> _GIVEN RECORDS_:
# # #

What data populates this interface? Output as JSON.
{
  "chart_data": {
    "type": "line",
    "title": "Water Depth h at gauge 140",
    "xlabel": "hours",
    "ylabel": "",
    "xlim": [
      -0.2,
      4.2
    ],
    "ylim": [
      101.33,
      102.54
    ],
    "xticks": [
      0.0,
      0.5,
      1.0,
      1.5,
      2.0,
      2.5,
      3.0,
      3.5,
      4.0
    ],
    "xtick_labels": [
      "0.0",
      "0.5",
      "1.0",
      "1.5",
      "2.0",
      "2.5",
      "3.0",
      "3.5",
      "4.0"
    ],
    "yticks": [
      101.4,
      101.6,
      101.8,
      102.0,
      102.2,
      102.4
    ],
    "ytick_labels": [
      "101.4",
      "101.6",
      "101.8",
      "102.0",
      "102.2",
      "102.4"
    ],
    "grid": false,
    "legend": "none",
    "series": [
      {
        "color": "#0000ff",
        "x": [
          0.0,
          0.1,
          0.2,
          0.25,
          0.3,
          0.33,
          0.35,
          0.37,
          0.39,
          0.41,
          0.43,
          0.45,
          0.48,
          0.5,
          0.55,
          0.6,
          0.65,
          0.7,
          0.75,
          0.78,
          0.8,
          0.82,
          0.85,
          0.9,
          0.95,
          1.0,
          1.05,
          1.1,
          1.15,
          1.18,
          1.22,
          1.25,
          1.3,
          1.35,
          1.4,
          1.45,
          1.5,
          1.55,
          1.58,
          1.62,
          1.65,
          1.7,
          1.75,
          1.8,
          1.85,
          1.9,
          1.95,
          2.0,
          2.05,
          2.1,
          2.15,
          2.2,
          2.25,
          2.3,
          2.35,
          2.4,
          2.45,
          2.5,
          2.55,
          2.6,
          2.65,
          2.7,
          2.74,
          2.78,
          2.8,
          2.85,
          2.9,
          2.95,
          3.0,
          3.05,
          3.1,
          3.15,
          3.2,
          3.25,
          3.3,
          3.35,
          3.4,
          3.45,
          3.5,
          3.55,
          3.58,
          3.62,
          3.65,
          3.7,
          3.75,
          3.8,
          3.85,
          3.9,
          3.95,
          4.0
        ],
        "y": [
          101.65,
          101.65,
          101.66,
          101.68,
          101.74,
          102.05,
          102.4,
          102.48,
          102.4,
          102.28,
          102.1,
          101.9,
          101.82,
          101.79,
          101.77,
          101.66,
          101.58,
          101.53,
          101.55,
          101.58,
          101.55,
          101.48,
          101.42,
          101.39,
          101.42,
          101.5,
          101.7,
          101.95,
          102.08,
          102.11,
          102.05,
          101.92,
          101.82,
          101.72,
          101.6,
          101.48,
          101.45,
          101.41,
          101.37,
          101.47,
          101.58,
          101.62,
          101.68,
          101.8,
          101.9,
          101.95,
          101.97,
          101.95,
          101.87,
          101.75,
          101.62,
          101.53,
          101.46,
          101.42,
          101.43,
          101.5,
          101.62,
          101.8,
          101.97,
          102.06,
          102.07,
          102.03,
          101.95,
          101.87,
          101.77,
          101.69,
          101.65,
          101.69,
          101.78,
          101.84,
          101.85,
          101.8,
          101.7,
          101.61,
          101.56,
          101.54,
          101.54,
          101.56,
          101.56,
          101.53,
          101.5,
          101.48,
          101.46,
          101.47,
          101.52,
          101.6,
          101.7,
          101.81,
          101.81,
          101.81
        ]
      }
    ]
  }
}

# # #

Each entry above is to be printed again exactly.

> _WRITTEN ANSWER_:
What data populates this interface? Output as JSON.
{
  "chart_data": {
    "type": "line",
    "title": "Water Depth h at gauge 140",
    "xlabel": "hours",
    "ylabel": "",
    "xlim": [
      -0.2,
      4.2
    ],
    "ylim": [
      101.33,
      102.54
    ],
    "xticks": [
      0.0,
      0.5,
      1.0,
      1.5,
      2.0,
      2.5,
      3.0,
      3.5,
      4.0
    ],
    "xtick_labels": [
      "0.0",
      "0.5",
      "1.0",
      "1.5",
      "2.0",
      "2.5",
      "3.0",
      "3.5",
      "4.0"
    ],
    "yticks": [
      101.4,
      101.6,
      101.8,
      102.0,
      102.2,
      102.4
    ],
    "ytick_labels": [
      "101.4",
      "101.6",
      "101.8",
      "102.0",
      "102.2",
      "102.4"
    ],
    "grid": false,
    "legend": "none",
    "series": [
      {
        "color": "#0000ff",
        "x": [
          0.0,
          0.1,
          0.2,
          0.25,
          0.3,
          0.33,
          0.35,
          0.37,
          0.39,
          0.41,
          0.43,
          0.45,
          0.48,
          0.5,
          0.55,
          0.6,
          0.65,
          0.7,
          0.75,
          0.78,
          0.8,
          0.82,
          0.85,
          0.9,
          0.95,
          1.0,
          1.05,
          1.1,
          1.15,
          1.18,
          1.22,
          1.25,
          1.3,
          1.35,
          1.4,
          1.45,
          1.5,
          1.55,
          1.58,
          1.62,
          1.65,
          1.7,
          1.75,
          1.8,
          1.85,
          1.9,
          1.95,
          2.0,
          2.05,
          2.1,
          2.15,
          2.2,
          2.25,
          2.3,
          2.35,
          2.4,
          2.45,
          2.5,
          2.55,
          2.6,
          2.65,
          2.7,
          2.74,
          2.78,
          2.8,
          2.85,
          2.9,
          2.95,
          3.0,
          3.05,
          3.1,
          3.15,
          3.2,
          3.25,
          3.3,
          3.35,
          3.4,
          3.45,
          3.5,
          3.55,
          3.58,
          3.62,
          3.65,
          3.7,
          3.75,
          3.8,
          3.85,
          3.9,
          3.95,
          4.0
        ],
        "y": [
          101.65,
          101.65,
          101.66,
          101.68,
          101.74,
          102.05,
          102.4,
          102.48,
          102.4,
          102.28,
          102.1,
          101.9,
          101.82,
          101.79,
          101.77,
          101.66,
          101.58,
          101.53,
          101.55,
          101.58,
          101.55,
          101.48,
          101.42,
          101.39,
          101.42,
          101.5,
          101.7,
          101.95,
          102.08,
          102.11,
          102.05,
          101.92,
          101.82,
          101.72,
          101.6,
          101.48,
          101.45,
          101.41,
          101.37,
          101.47,
          101.58,
          101.62,
          101.68,
          101.8,
          101.9,
          101.95,
          101.97,
          101.95,
          101.87,
          101.75,
          101.62,
          101.53,
          101.46,
          101.42,
          101.43,
          101.5,
          101.62,
          101.8,
          101.97,
          102.06,
          102.07,
          102.03,
          101.95,
          101.87,
          101.77,
          101.69,
          101.65,
          101.69,
          101.78,
          101.84,
          101.85,
          101.8,
          101.7,
          101.61,
          101.56,
          101.54,
          101.54,
          101.56,
          101.56,
          101.53,
          101.5,
          101.48,
          101.46,
          101.47,
          101.52,
          101.6,
          101.7,
          101.81,
          101.81,
          101.81
        ]
      }
    ]
  }
}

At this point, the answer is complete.